> **WHAT THE TASK ASKS**
Wherever the word "Output" appears in a line, copy that line.

> **STORED DATA**
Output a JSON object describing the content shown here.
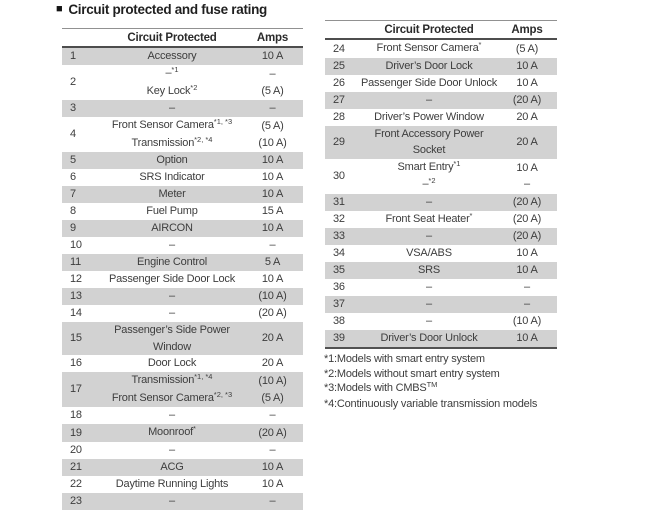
{
  "title": "Circuit protected and fuse rating",
  "colors": {
    "row_shade": "#d2d2d2",
    "text": "#3d3d3d",
    "line_dark": "#4d4d4d",
    "line_light": "#919191"
  },
  "tables": [
    {
      "headers": {
        "circuit": "Circuit Protected",
        "amps": "Amps"
      },
      "rows": [
        {
          "n": "1",
          "circuit": [
            {
              "t": "Accessory",
              "s": ""
            }
          ],
          "amps": [
            "10 A"
          ]
        },
        {
          "n": "2",
          "circuit": [
            {
              "t": "–",
              "s": "*1"
            },
            {
              "t": "Key Lock",
              "s": "*2"
            }
          ],
          "amps": [
            "–",
            "(5 A)"
          ]
        },
        {
          "n": "3",
          "circuit": [
            {
              "t": "–",
              "s": ""
            }
          ],
          "amps": [
            "–"
          ]
        },
        {
          "n": "4",
          "circuit": [
            {
              "t": "Front Sensor Camera",
              "s": "*1, *3"
            },
            {
              "t": "Transmission",
              "s": "*2, *4"
            }
          ],
          "amps": [
            "(5 A)",
            "(10 A)"
          ]
        },
        {
          "n": "5",
          "circuit": [
            {
              "t": "Option",
              "s": ""
            }
          ],
          "amps": [
            "10 A"
          ]
        },
        {
          "n": "6",
          "circuit": [
            {
              "t": "SRS Indicator",
              "s": ""
            }
          ],
          "amps": [
            "10 A"
          ]
        },
        {
          "n": "7",
          "circuit": [
            {
              "t": "Meter",
              "s": ""
            }
          ],
          "amps": [
            "10 A"
          ]
        },
        {
          "n": "8",
          "circuit": [
            {
              "t": "Fuel Pump",
              "s": ""
            }
          ],
          "amps": [
            "15 A"
          ]
        },
        {
          "n": "9",
          "circuit": [
            {
              "t": "AIRCON",
              "s": ""
            }
          ],
          "amps": [
            "10 A"
          ]
        },
        {
          "n": "10",
          "circuit": [
            {
              "t": "–",
              "s": ""
            }
          ],
          "amps": [
            "–"
          ]
        },
        {
          "n": "11",
          "circuit": [
            {
              "t": "Engine Control",
              "s": ""
            }
          ],
          "amps": [
            "5 A"
          ]
        },
        {
          "n": "12",
          "circuit": [
            {
              "t": "Passenger Side Door Lock",
              "s": ""
            }
          ],
          "amps": [
            "10 A"
          ]
        },
        {
          "n": "13",
          "circuit": [
            {
              "t": "–",
              "s": ""
            }
          ],
          "amps": [
            "(10 A)"
          ]
        },
        {
          "n": "14",
          "circuit": [
            {
              "t": "–",
              "s": ""
            }
          ],
          "amps": [
            "(20 A)"
          ]
        },
        {
          "n": "15",
          "circuit": [
            {
              "t": "Passenger’s Side Power",
              "s": ""
            },
            {
              "t": "Window",
              "s": ""
            }
          ],
          "amps": [
            "20 A"
          ]
        },
        {
          "n": "16",
          "circuit": [
            {
              "t": "Door Lock",
              "s": ""
            }
          ],
          "amps": [
            "20 A"
          ]
        },
        {
          "n": "17",
          "circuit": [
            {
              "t": "Transmission",
              "s": "*1, *4"
            },
            {
              "t": "Front Sensor Camera",
              "s": "*2, *3"
            }
          ],
          "amps": [
            "(10 A)",
            "(5 A)"
          ]
        },
        {
          "n": "18",
          "circuit": [
            {
              "t": "–",
              "s": ""
            }
          ],
          "amps": [
            "–"
          ]
        },
        {
          "n": "19",
          "circuit": [
            {
              "t": "Moonroof",
              "s": "*"
            }
          ],
          "amps": [
            "(20 A)"
          ]
        },
        {
          "n": "20",
          "circuit": [
            {
              "t": "–",
              "s": ""
            }
          ],
          "amps": [
            "–"
          ]
        },
        {
          "n": "21",
          "circuit": [
            {
              "t": "ACG",
              "s": ""
            }
          ],
          "amps": [
            "10 A"
          ]
        },
        {
          "n": "22",
          "circuit": [
            {
              "t": "Daytime Running Lights",
              "s": ""
            }
          ],
          "amps": [
            "10 A"
          ]
        },
        {
          "n": "23",
          "circuit": [
            {
              "t": "–",
              "s": ""
            }
          ],
          "amps": [
            "–"
          ]
        }
      ]
    },
    {
      "headers": {
        "circuit": "Circuit Protected",
        "amps": "Amps"
      },
      "rows": [
        {
          "n": "24",
          "circuit": [
            {
              "t": "Front Sensor Camera",
              "s": "*"
            }
          ],
          "amps": [
            "(5 A)"
          ]
        },
        {
          "n": "25",
          "circuit": [
            {
              "t": "Driver’s Door Lock",
              "s": ""
            }
          ],
          "amps": [
            "10 A"
          ]
        },
        {
          "n": "26",
          "circuit": [
            {
              "t": "Passenger Side Door Unlock",
              "s": ""
            }
          ],
          "amps": [
            "10 A"
          ]
        },
        {
          "n": "27",
          "circuit": [
            {
              "t": "–",
              "s": ""
            }
          ],
          "amps": [
            "(20 A)"
          ]
        },
        {
          "n": "28",
          "circuit": [
            {
              "t": "Driver’s Power Window",
              "s": ""
            }
          ],
          "amps": [
            "20 A"
          ]
        },
        {
          "n": "29",
          "circuit": [
            {
              "t": "Front Accessory Power",
              "s": ""
            },
            {
              "t": "Socket",
              "s": ""
            }
          ],
          "amps": [
            "20 A"
          ]
        },
        {
          "n": "30",
          "circuit": [
            {
              "t": "Smart Entry",
              "s": "*1"
            },
            {
              "t": "–",
              "s": "*2"
            }
          ],
          "amps": [
            "10 A",
            "–"
          ]
        },
        {
          "n": "31",
          "circuit": [
            {
              "t": "–",
              "s": ""
            }
          ],
          "amps": [
            "(20 A)"
          ]
        },
        {
          "n": "32",
          "circuit": [
            {
              "t": "Front Seat Heater",
              "s": "*"
            }
          ],
          "amps": [
            "(20 A)"
          ]
        },
        {
          "n": "33",
          "circuit": [
            {
              "t": "–",
              "s": ""
            }
          ],
          "amps": [
            "(20 A)"
          ]
        },
        {
          "n": "34",
          "circuit": [
            {
              "t": "VSA/ABS",
              "s": ""
            }
          ],
          "amps": [
            "10 A"
          ]
        },
        {
          "n": "35",
          "circuit": [
            {
              "t": "SRS",
              "s": ""
            }
          ],
          "amps": [
            "10 A"
          ]
        },
        {
          "n": "36",
          "circuit": [
            {
              "t": "–",
              "s": ""
            }
          ],
          "amps": [
            "–"
          ]
        },
        {
          "n": "37",
          "circuit": [
            {
              "t": "–",
              "s": ""
            }
          ],
          "amps": [
            "–"
          ]
        },
        {
          "n": "38",
          "circuit": [
            {
              "t": "–",
              "s": ""
            }
          ],
          "amps": [
            "(10 A)"
          ]
        },
        {
          "n": "39",
          "circuit": [
            {
              "t": "Driver’s Door Unlock",
              "s": ""
            }
          ],
          "amps": [
            "10 A"
          ]
        }
      ]
    }
  ],
  "footnotes": [
    {
      "label": "*1:",
      "text": "Models with smart entry system",
      "sup": ""
    },
    {
      "label": "*2:",
      "text": "Models without smart entry system",
      "sup": ""
    },
    {
      "label": "*3:",
      "text": "Models with CMBS",
      "sup": "TM"
    },
    {
      "label": "*4:",
      "text": "Continuously variable transmission models",
      "sup": ""
    }
  ]
}
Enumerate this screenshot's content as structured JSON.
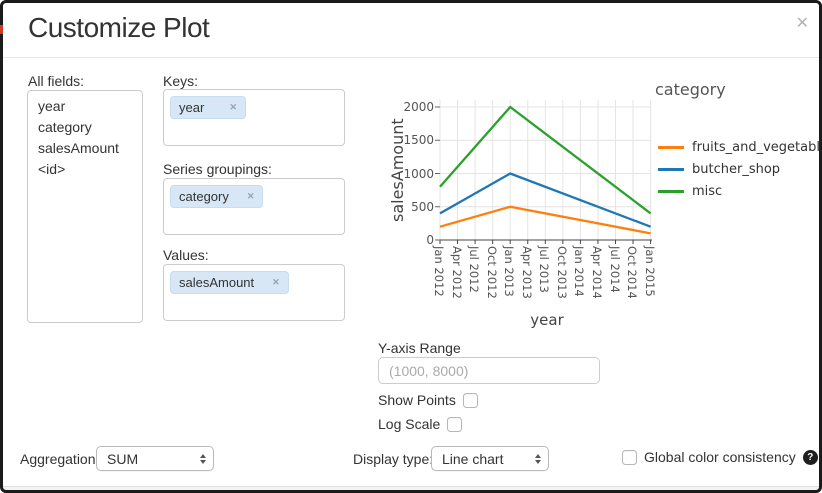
{
  "dialog": {
    "title": "Customize Plot"
  },
  "icons": {
    "close": "✕",
    "tag_remove": "✕",
    "help": "?"
  },
  "fields_panel": {
    "all_fields_label": "All fields:",
    "all_fields": [
      "year",
      "category",
      "salesAmount",
      "<id>"
    ],
    "keys_label": "Keys:",
    "keys_tags": [
      "year"
    ],
    "series_groupings_label": "Series groupings:",
    "series_groupings_tags": [
      "category"
    ],
    "values_label": "Values:",
    "values_tags": [
      "salesAmount"
    ]
  },
  "chart_data": {
    "type": "line",
    "xlabel": "year",
    "ylabel": "salesAmount",
    "ylim": [
      0,
      2000
    ],
    "yticks": [
      0,
      500,
      1000,
      1500,
      2000
    ],
    "grid": true,
    "legend_title": "category",
    "legend_position": "right",
    "categories": [
      "Jan 2012",
      "Apr 2012",
      "Jul 2012",
      "Oct 2012",
      "Jan 2013",
      "Apr 2013",
      "Jul 2013",
      "Oct 2013",
      "Jan 2014",
      "Apr 2014",
      "Jul 2014",
      "Oct 2014",
      "Jan 2015"
    ],
    "series": [
      {
        "name": "fruits_and_vegetables",
        "color": "#ff7f0e",
        "x": [
          "Jan 2012",
          "Jan 2013",
          "Jan 2015"
        ],
        "values": [
          200,
          500,
          100
        ]
      },
      {
        "name": "butcher_shop",
        "color": "#1f77b4",
        "x": [
          "Jan 2012",
          "Jan 2013",
          "Jan 2015"
        ],
        "values": [
          400,
          1000,
          200
        ]
      },
      {
        "name": "misc",
        "color": "#2ca02c",
        "x": [
          "Jan 2012",
          "Jan 2013",
          "Jan 2015"
        ],
        "values": [
          800,
          2000,
          400
        ]
      }
    ]
  },
  "options": {
    "y_axis_range_label": "Y-axis Range",
    "y_axis_range_placeholder": "(1000, 8000)",
    "y_axis_range_value": "",
    "show_points_label": "Show Points",
    "show_points_checked": false,
    "log_scale_label": "Log Scale",
    "log_scale_checked": false
  },
  "footer": {
    "aggregation_label": "Aggregation:",
    "aggregation_value": "SUM",
    "display_type_label": "Display type:",
    "display_type_value": "Line chart",
    "global_color_label": "Global color consistency",
    "global_color_checked": false
  }
}
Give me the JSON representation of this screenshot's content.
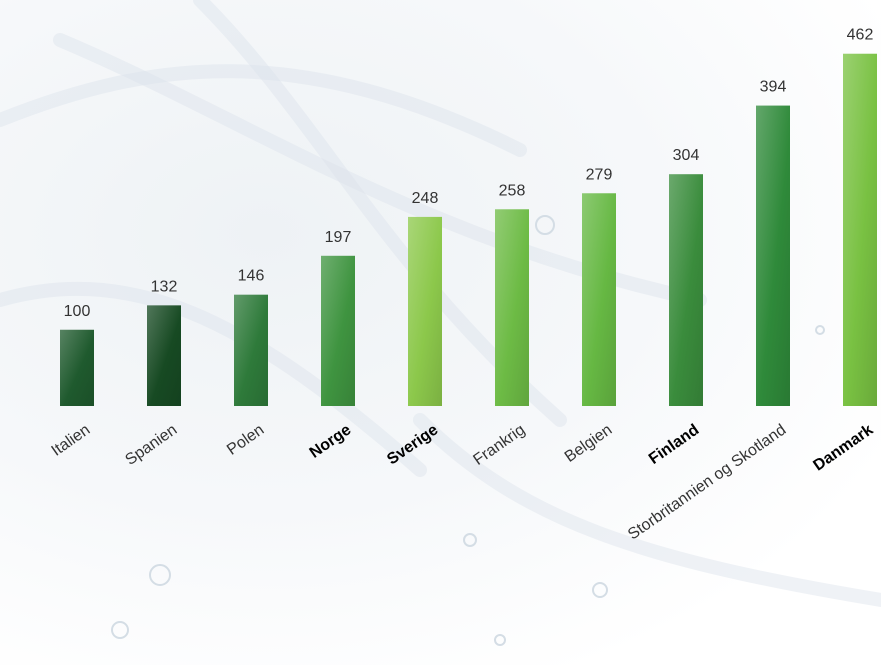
{
  "chart_data": {
    "type": "bar",
    "categories": [
      "Italien",
      "Spanien",
      "Polen",
      "Norge",
      "Sverige",
      "Frankrig",
      "Belgien",
      "Finland",
      "Storbritannien og Skotland",
      "Danmark"
    ],
    "values": [
      100,
      132,
      146,
      197,
      248,
      258,
      279,
      304,
      394,
      462
    ],
    "highlighted_categories": [
      "Norge",
      "Sverige",
      "Finland",
      "Danmark"
    ],
    "bar_colors": [
      "#1f5a2e",
      "#174a23",
      "#2e7a3a",
      "#3f9440",
      "#8cc84b",
      "#6dbb45",
      "#66b843",
      "#3a8c3c",
      "#2f8a3a",
      "#79c142"
    ],
    "ylim": [
      0,
      480
    ],
    "grid": false,
    "legend": "none",
    "title": "",
    "xlabel": "",
    "ylabel": ""
  }
}
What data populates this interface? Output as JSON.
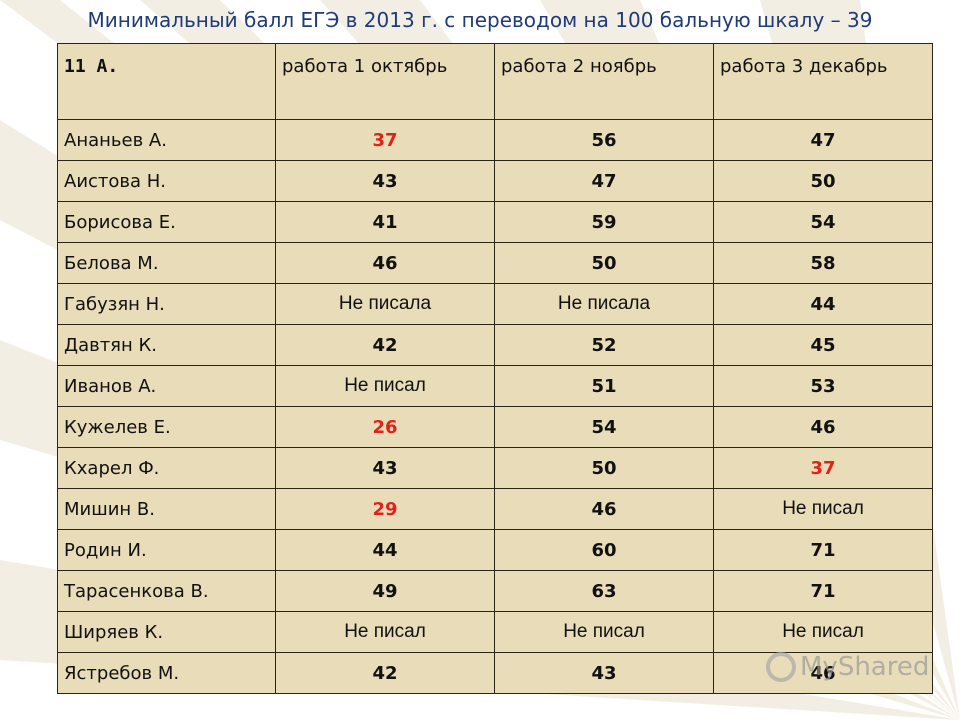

> **TASK RESULT**
Output a JSON object describing the content shown here.
What data populates this interface? Output as JSON.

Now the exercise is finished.